Source data

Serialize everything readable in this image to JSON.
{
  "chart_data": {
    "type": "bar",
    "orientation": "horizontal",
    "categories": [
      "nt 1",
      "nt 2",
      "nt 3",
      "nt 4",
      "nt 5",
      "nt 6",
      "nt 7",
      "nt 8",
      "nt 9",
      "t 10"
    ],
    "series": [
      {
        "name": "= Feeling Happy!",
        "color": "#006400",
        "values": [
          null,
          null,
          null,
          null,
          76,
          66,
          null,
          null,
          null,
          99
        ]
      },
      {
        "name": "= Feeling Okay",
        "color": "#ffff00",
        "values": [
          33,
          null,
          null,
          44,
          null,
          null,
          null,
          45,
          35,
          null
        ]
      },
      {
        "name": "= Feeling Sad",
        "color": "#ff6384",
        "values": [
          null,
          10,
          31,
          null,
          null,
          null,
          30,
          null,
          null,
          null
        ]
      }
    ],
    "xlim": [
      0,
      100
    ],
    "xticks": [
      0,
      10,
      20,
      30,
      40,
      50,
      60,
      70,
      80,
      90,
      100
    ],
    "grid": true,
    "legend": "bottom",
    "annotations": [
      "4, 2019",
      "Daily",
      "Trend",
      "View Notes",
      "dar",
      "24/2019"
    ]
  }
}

- Exercise directions
Go through the listing and print each line exactly as it appears.

- Result of this exercise
Serialize everything readable in this image to JSON.
{
  "chart_data": {
    "type": "bar",
    "orientation": "horizontal",
    "categories": [
      "nt 1",
      "nt 2",
      "nt 3",
      "nt 4",
      "nt 5",
      "nt 6",
      "nt 7",
      "nt 8",
      "nt 9",
      "t 10"
    ],
    "series": [
      {
        "name": "= Feeling Happy!",
        "color": "#006400",
        "values": [
          null,
          null,
          null,
          null,
          76,
          66,
          null,
          null,
          null,
          99
        ]
      },
      {
        "name": "= Feeling Okay",
        "color": "#ffff00",
        "values": [
          33,
          null,
          null,
          44,
          null,
          null,
          null,
          45,
          35,
          null
        ]
      },
      {
        "name": "= Feeling Sad",
        "color": "#ff6384",
        "values": [
          null,
          10,
          31,
          null,
          null,
          null,
          30,
          null,
          null,
          null
        ]
      }
    ],
    "xlim": [
      0,
      100
    ],
    "xticks": [
      0,
      10,
      20,
      30,
      40,
      50,
      60,
      70,
      80,
      90,
      100
    ],
    "grid": true,
    "legend": "bottom",
    "annotations": [
      "4, 2019",
      "Daily",
      "Trend",
      "View Notes",
      "dar",
      "24/2019"
    ]
  }
}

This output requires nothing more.